+++ MATERIALS PROVIDED +++
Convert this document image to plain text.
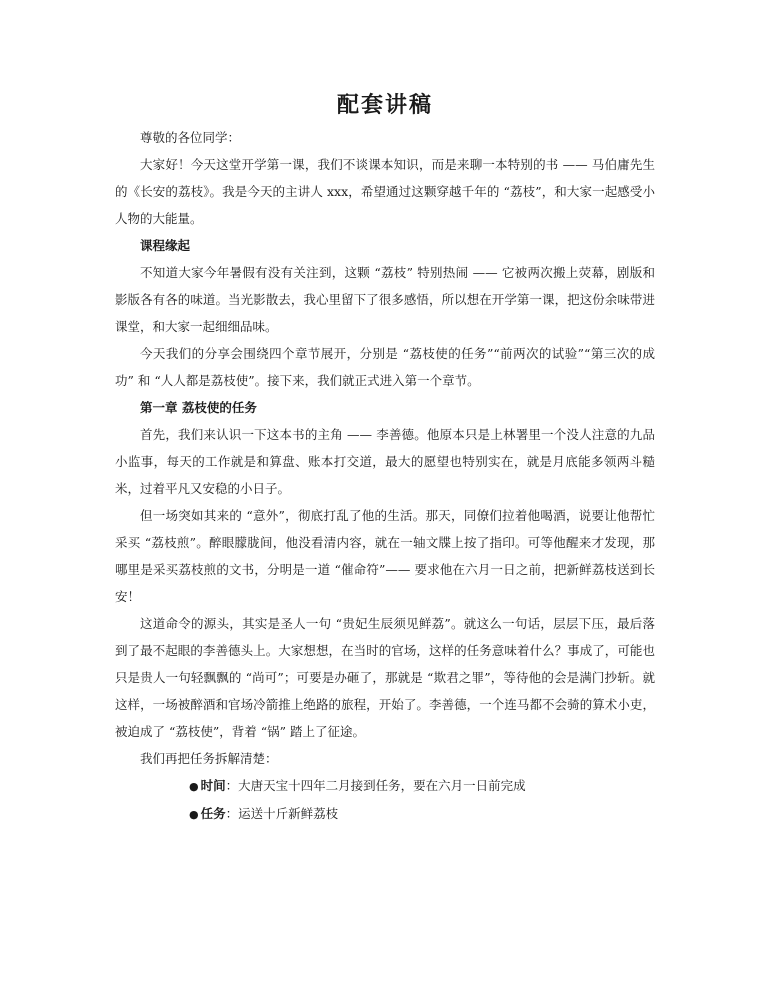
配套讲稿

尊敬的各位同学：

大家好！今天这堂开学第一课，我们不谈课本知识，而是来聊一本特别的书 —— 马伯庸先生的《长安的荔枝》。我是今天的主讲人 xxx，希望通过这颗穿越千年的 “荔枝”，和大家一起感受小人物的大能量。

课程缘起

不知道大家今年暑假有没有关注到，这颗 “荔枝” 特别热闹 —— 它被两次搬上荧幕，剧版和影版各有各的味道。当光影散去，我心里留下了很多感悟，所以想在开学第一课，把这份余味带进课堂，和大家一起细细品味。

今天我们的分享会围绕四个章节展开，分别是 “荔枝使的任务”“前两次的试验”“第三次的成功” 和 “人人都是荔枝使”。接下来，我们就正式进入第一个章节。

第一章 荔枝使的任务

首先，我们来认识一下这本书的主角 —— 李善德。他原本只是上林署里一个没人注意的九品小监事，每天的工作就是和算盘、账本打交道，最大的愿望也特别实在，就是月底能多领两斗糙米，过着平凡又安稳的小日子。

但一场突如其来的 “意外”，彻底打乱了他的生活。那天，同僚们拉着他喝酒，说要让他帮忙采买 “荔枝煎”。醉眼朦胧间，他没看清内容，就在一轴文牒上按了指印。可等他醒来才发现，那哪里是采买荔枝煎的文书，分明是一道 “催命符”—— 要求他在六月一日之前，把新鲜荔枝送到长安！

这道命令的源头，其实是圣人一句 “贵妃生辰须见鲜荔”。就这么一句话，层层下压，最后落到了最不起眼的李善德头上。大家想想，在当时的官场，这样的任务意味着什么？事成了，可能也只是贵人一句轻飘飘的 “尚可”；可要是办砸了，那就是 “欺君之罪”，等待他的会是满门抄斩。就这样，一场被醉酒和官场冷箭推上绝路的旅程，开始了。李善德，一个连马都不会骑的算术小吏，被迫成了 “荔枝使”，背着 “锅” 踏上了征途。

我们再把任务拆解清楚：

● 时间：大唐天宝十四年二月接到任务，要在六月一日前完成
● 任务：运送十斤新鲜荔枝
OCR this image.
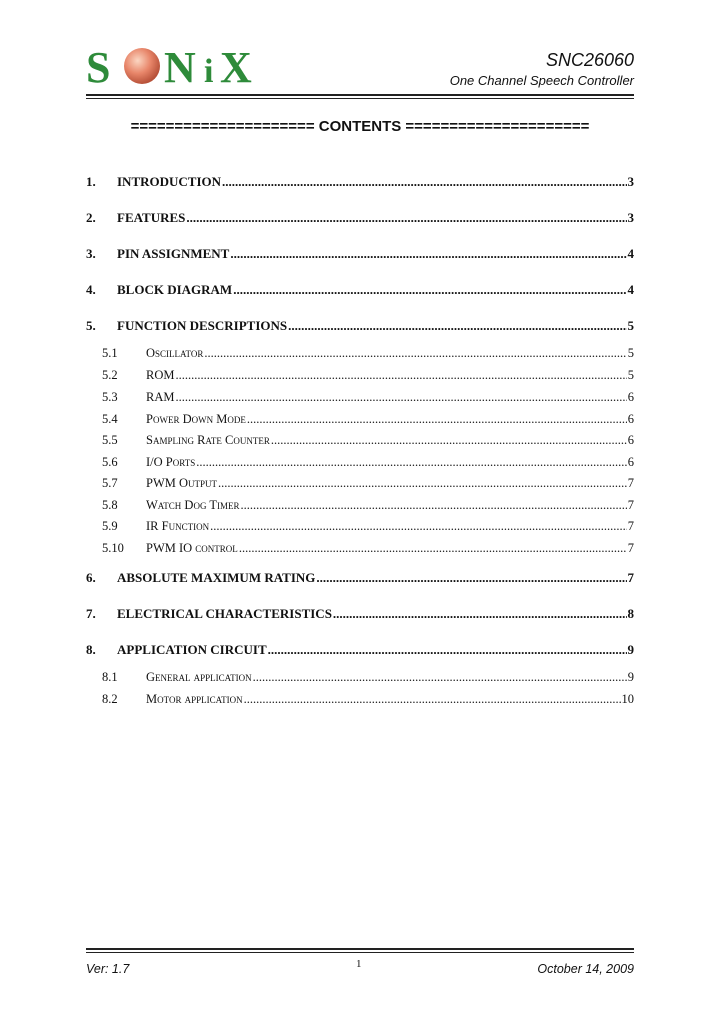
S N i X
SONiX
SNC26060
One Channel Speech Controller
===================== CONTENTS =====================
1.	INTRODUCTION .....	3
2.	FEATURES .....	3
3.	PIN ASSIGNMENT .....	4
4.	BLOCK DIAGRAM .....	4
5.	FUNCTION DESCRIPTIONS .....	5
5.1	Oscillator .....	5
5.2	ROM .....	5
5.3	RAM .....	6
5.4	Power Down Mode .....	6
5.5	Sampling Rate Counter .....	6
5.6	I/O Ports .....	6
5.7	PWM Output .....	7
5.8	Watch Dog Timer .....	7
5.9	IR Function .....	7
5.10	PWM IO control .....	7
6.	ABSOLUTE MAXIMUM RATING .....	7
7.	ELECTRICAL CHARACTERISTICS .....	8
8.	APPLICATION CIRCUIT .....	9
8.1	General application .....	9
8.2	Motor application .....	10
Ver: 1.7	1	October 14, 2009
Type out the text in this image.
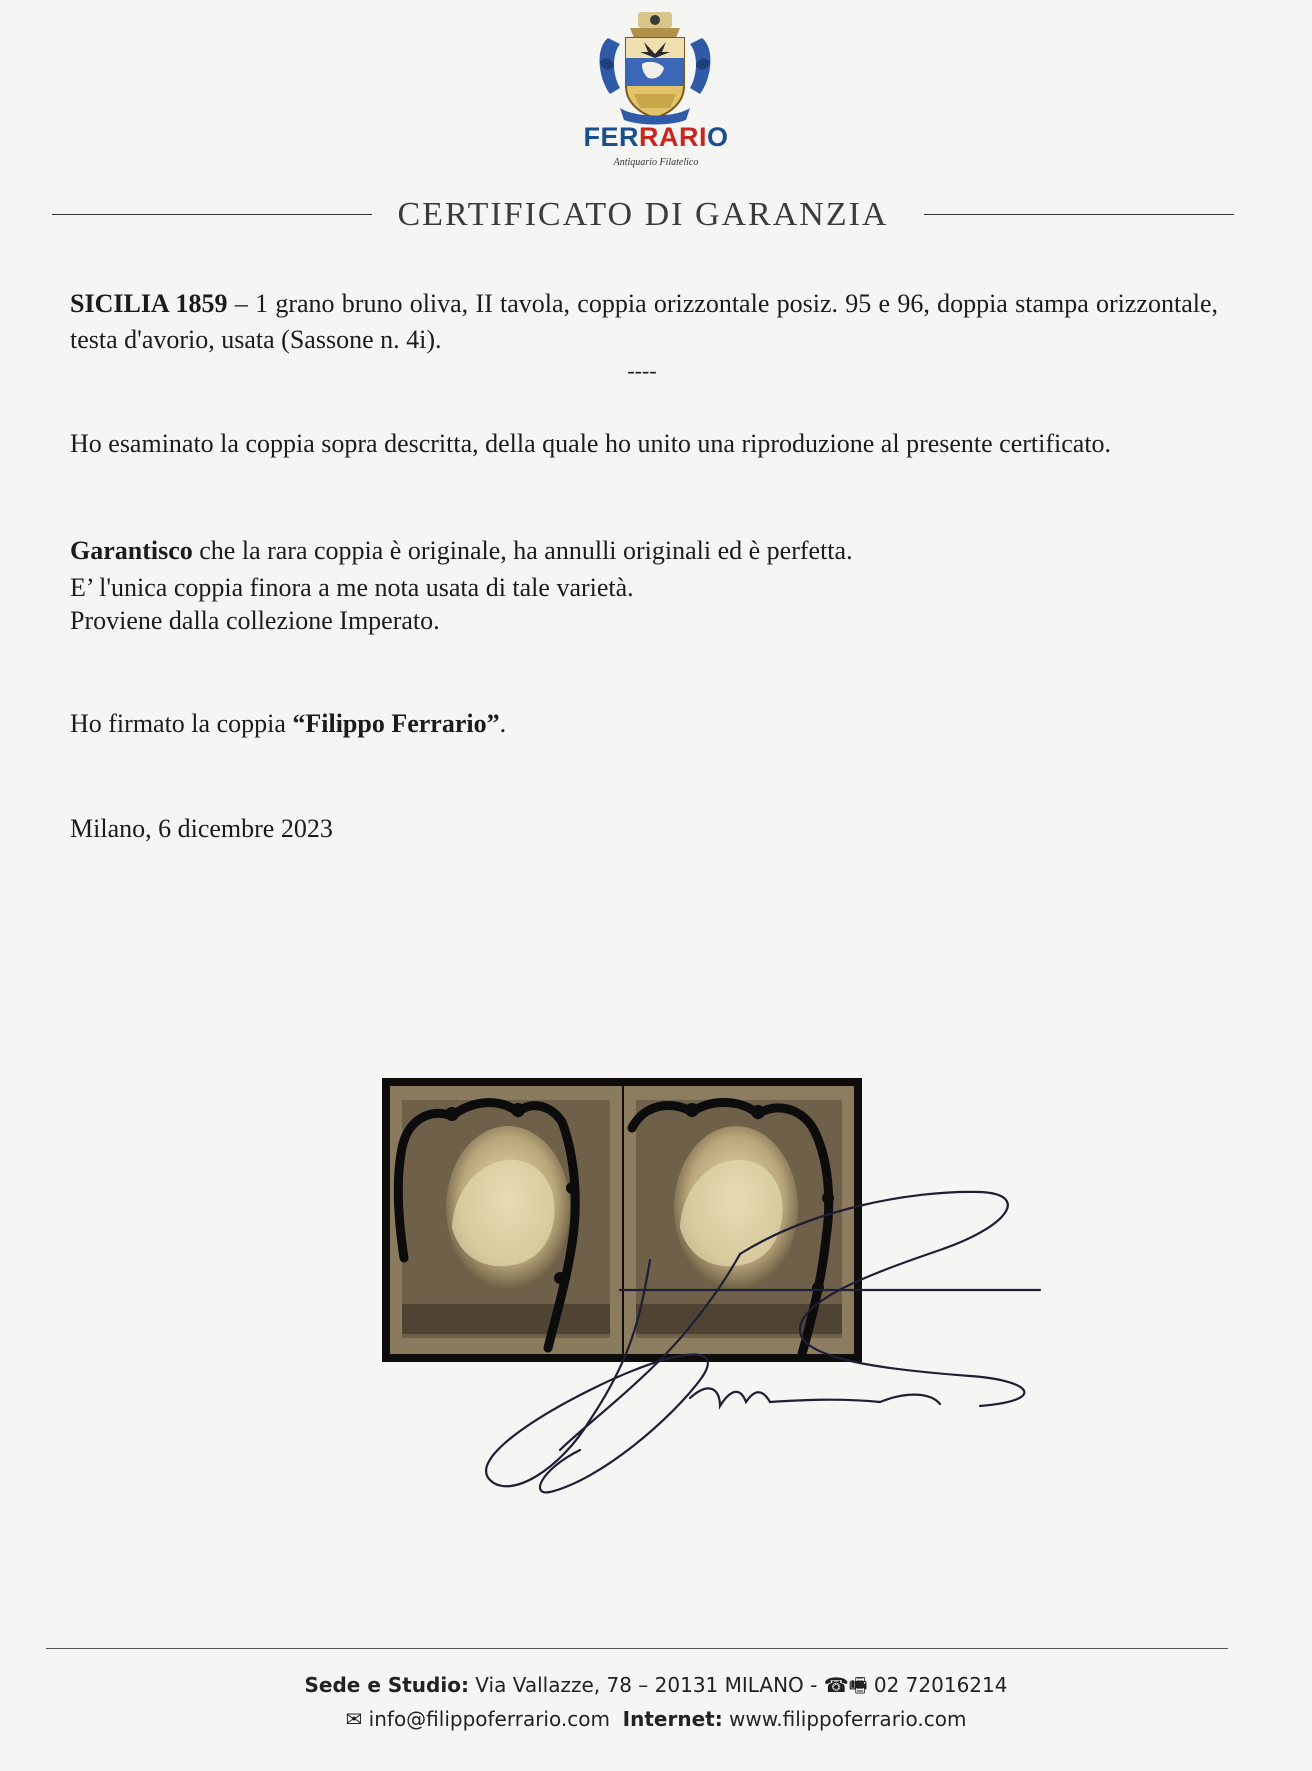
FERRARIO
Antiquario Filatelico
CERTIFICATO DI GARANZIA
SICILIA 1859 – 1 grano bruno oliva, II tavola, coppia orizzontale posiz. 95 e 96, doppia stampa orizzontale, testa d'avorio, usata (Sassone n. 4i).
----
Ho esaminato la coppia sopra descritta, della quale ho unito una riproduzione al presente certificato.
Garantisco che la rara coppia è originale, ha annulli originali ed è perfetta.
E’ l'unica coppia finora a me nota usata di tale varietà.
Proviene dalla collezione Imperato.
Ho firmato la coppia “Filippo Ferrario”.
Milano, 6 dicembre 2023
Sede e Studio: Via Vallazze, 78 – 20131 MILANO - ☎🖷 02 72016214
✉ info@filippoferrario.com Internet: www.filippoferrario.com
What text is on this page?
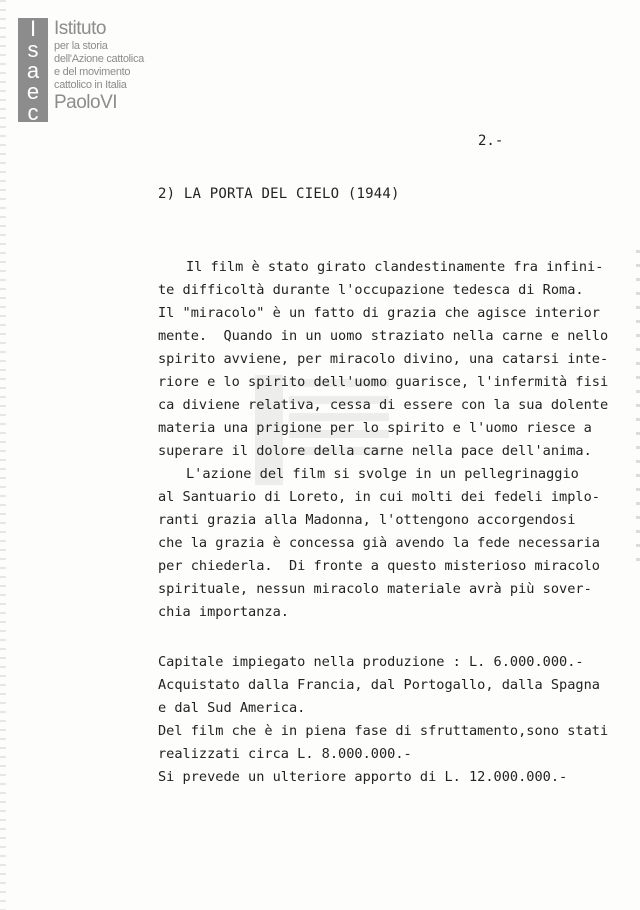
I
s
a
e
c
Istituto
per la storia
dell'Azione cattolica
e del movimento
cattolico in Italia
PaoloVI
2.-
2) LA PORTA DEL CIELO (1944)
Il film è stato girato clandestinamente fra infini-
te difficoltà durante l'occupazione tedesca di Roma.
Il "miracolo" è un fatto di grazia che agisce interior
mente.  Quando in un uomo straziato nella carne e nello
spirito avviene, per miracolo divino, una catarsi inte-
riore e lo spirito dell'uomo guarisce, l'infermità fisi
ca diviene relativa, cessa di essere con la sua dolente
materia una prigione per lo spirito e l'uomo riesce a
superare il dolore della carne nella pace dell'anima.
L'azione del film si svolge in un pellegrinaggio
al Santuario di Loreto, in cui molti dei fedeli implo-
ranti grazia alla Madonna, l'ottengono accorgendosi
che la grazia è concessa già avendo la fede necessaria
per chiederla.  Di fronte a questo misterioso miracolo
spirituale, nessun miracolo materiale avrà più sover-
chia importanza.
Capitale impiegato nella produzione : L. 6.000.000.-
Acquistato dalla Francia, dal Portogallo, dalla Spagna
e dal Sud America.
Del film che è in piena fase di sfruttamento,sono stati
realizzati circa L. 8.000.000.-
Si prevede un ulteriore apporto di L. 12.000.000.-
+++
__WHAT IS EXPECTED__. Images in the records should not be copied. Repeat all the rest exactly.

__EXPECTED OUTPUT__.
Convert this document image to plain text.
配套讲稿

尊敬的各位同学：

大家好！今天这堂开学第一课，我们不谈课本知识，而是来聊一本特别的书 —— 马伯庸先生的《长安的荔枝》。我是今天的主讲人 xxx，希望通过这颗穿越千年的 “荔枝”，和大家一起感受小人物的大能量。

课程缘起

不知道大家今年暑假有没有关注到，这颗 “荔枝” 特别热闹 —— 它被两次搬上荧幕，剧版和影版各有各的味道。当光影散去，我心里留下了很多感悟，所以想在开学第一课，把这份余味带进课堂，和大家一起细细品味。

今天我们的分享会围绕四个章节展开，分别是 “荔枝使的任务”“前两次的试验”“第三次的成功” 和 “人人都是荔枝使”。接下来，我们就正式进入第一个章节。

第一章 荔枝使的任务

首先，我们来认识一下这本书的主角 —— 李善德。他原本只是上林署里一个没人注意的九品小监事，每天的工作就是和算盘、账本打交道，最大的愿望也特别实在，就是月底能多领两斗糙米，过着平凡又安稳的小日子。

但一场突如其来的 “意外”，彻底打乱了他的生活。那天，同僚们拉着他喝酒，说要让他帮忙采买 “荔枝煎”。醉眼朦胧间，他没看清内容，就在一轴文牒上按了指印。可等他醒来才发现，那哪里是采买荔枝煎的文书，分明是一道 “催命符”—— 要求他在六月一日之前，把新鲜荔枝送到长安！

这道命令的源头，其实是圣人一句 “贵妃生辰须见鲜荔”。就这么一句话，层层下压，最后落到了最不起眼的李善德头上。大家想想，在当时的官场，这样的任务意味着什么？事成了，可能也只是贵人一句轻飘飘的 “尚可”；可要是办砸了，那就是 “欺君之罪”，等待他的会是满门抄斩。就这样，一场被醉酒和官场冷箭推上绝路的旅程，开始了。李善德，一个连马都不会骑的算术小吏，被迫成了 “荔枝使”，背着 “锅” 踏上了征途。

我们再把任务拆解清楚：

● 时间：大唐天宝十四年二月接到任务，要在六月一日前完成
● 任务：运送十斤新鲜荔枝
OCR this image.
S N i X
SONiX
SNC26060
One Channel Speech Controller
===================== CONTENTS =====================
1.	INTRODUCTION .....	3
2.	FEATURES .....	3
3.	PIN ASSIGNMENT .....	4
4.	BLOCK DIAGRAM .....	4
5.	FUNCTION DESCRIPTIONS .....	5
5.1	Oscillator .....	5
5.2	ROM .....	5
5.3	RAM .....	6
5.4	Power Down Mode .....	6
5.5	Sampling Rate Counter .....	6
5.6	I/O Ports .....	6
5.7	PWM Output .....	7
5.8	Watch Dog Timer .....	7
5.9	IR Function .....	7
5.10	PWM IO control .....	7
6.	ABSOLUTE MAXIMUM RATING .....	7
7.	ELECTRICAL CHARACTERISTICS .....	8
8.	APPLICATION CIRCUIT .....	9
8.1	General application .....	9
8.2	Motor application .....	10
Ver: 1.7	1	October 14, 2009
Type out the text in this image.
FERRARIO
Antiquario Filatelico
CERTIFICATO DI GARANZIA
SICILIA 1859 – 1 grano bruno oliva, II tavola, coppia orizzontale posiz. 95 e 96, doppia stampa orizzontale, testa d'avorio, usata (Sassone n. 4i).
----
Ho esaminato la coppia sopra descritta, della quale ho unito una riproduzione al presente certificato.
Garantisco che la rara coppia è originale, ha annulli originali ed è perfetta.
E’ l'unica coppia finora a me nota usata di tale varietà.
Proviene dalla collezione Imperato.
Ho firmato la coppia “Filippo Ferrario”.
Milano, 6 dicembre 2023
Sede e Studio: Via Vallazze, 78 – 20131 MILANO - ☎🖷 02 72016214
✉ info@filippoferrario.com Internet: www.filippoferrario.com
What text is on this page?
I
s
a
e
c
Istituto
per la storia
dell'Azione cattolica
e del movimento
cattolico in Italia
PaoloVI
2.-
2) LA PORTA DEL CIELO (1944)
Il film è stato girato clandestinamente fra infini-
te difficoltà durante l'occupazione tedesca di Roma.
Il "miracolo" è un fatto di grazia che agisce interior
mente.  Quando in un uomo straziato nella carne e nello
spirito avviene, per miracolo divino, una catarsi inte-
riore e lo spirito dell'uomo guarisce, l'infermità fisi
ca diviene relativa, cessa di essere con la sua dolente
materia una prigione per lo spirito e l'uomo riesce a
superare il dolore della carne nella pace dell'anima.
L'azione del film si svolge in un pellegrinaggio
al Santuario di Loreto, in cui molti dei fedeli implo-
ranti grazia alla Madonna, l'ottengono accorgendosi
che la grazia è concessa già avendo la fede necessaria
per chiederla.  Di fronte a questo misterioso miracolo
spirituale, nessun miracolo materiale avrà più sover-
chia importanza.
Capitale impiegato nella produzione : L. 6.000.000.-
Acquistato dalla Francia, dal Portogallo, dalla Spagna
e dal Sud America.
Del film che è in piena fase di sfruttamento,sono stati
realizzati circa L. 8.000.000.-
Si prevede un ulteriore apporto di L. 12.000.000.-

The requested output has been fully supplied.